• [Excerpt from a dataset]:

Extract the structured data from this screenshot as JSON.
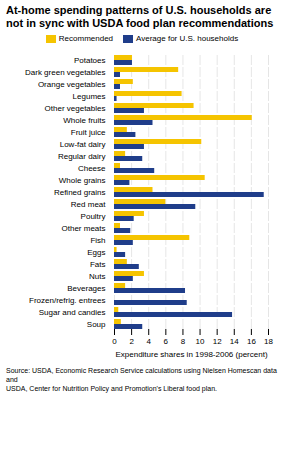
{
  "chart_data": {
    "type": "bar",
    "orientation": "horizontal",
    "title": "At-home spending patterns of U.S. households are not in sync with USDA food plan recommendations",
    "categories": [
      "Potatoes",
      "Dark green vegetables",
      "Orange vegetables",
      "Legumes",
      "Other vegetables",
      "Whole fruits",
      "Fruit juice",
      "Low-fat dairy",
      "Regular dairy",
      "Cheese",
      "Whole grains",
      "Refined grains",
      "Red meat",
      "Poultry",
      "Other meats",
      "Fish",
      "Eggs",
      "Fats",
      "Nuts",
      "Beverages",
      "Frozen/refrig. entrees",
      "Sugar and candies",
      "Soup"
    ],
    "series": [
      {
        "name": "Recommended",
        "color": "#f5c400",
        "values": [
          2.1,
          7.5,
          2.2,
          7.9,
          9.3,
          16.1,
          1.5,
          10.2,
          1.3,
          0.7,
          10.6,
          4.5,
          6.0,
          3.5,
          0.7,
          8.8,
          0.3,
          1.5,
          3.5,
          1.3,
          0.0,
          0.5,
          0.8
        ]
      },
      {
        "name": "Average for U.S. households",
        "color": "#1f3d8a",
        "values": [
          2.1,
          0.7,
          0.7,
          0.3,
          3.5,
          4.5,
          2.5,
          3.5,
          3.3,
          4.7,
          1.8,
          17.5,
          9.5,
          2.3,
          1.9,
          2.2,
          1.3,
          2.9,
          2.2,
          8.3,
          8.5,
          13.8,
          3.3
        ]
      }
    ],
    "xlabel": "Expenditure shares in 1998-2006 (percent)",
    "xlim": [
      0,
      18
    ],
    "xticks": [
      0,
      2,
      4,
      6,
      8,
      10,
      12,
      14,
      16,
      18
    ],
    "grid": true,
    "legend": "top",
    "source": "Source: USDA, Economic Research Service calculations using Nielsen Homescan data and\nUSDA, Center for Nutrition Policy and Promotion's Liberal food plan."
  }
}
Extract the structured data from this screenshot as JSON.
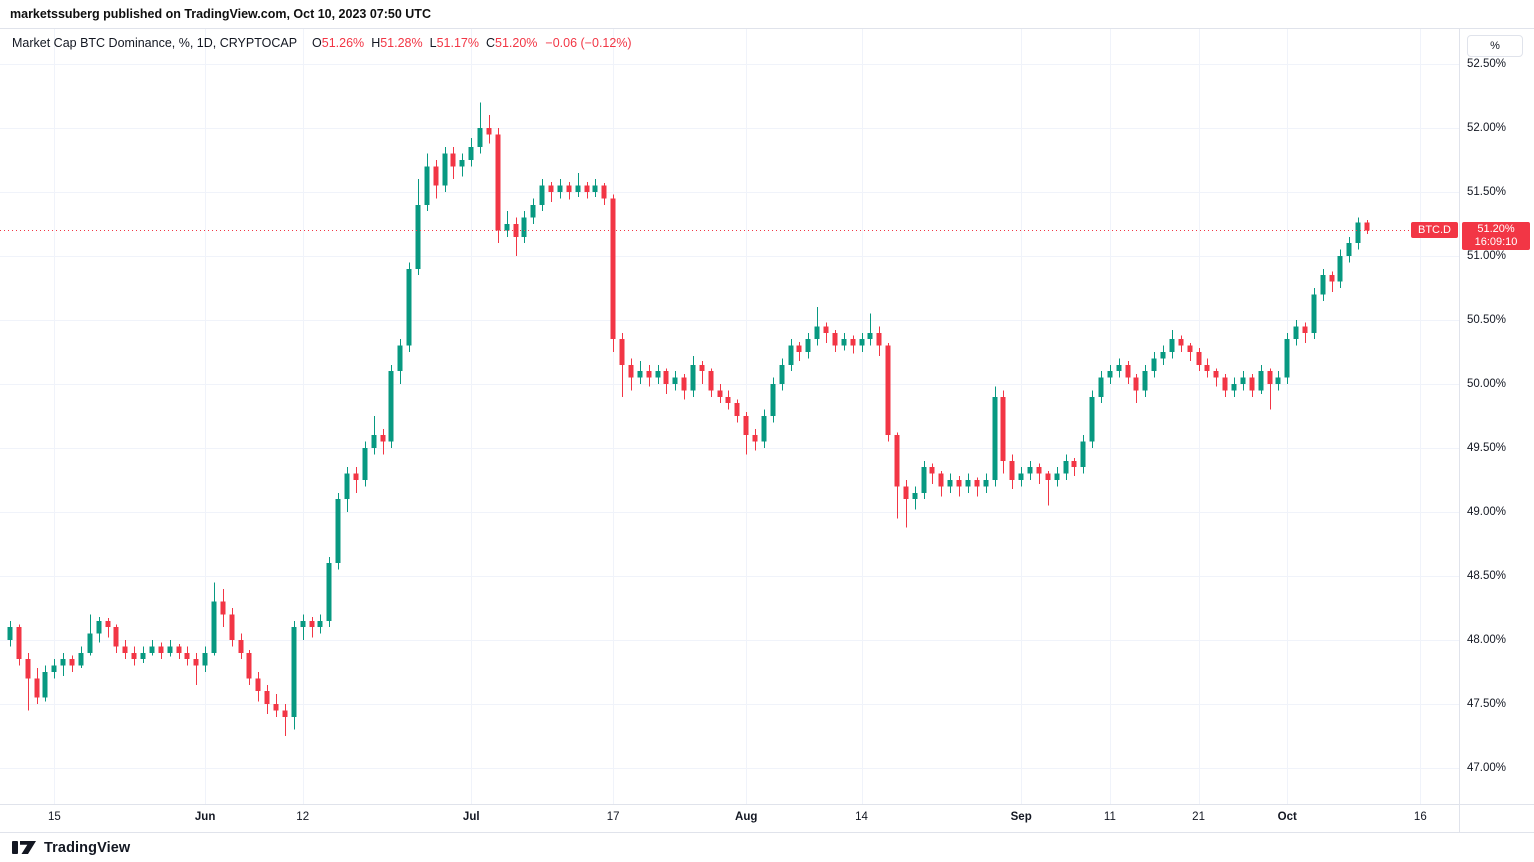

• [WHAT IS ASKED]: Filter the entries down to the lines containing "households". Copy each of those lines.

• [OUTPUT FOR THIS TASK]:
    "title": "At-home spending patterns of U.S. households are not in sync with USDA food plan recommendations",
        "name": "Average for U.S. households",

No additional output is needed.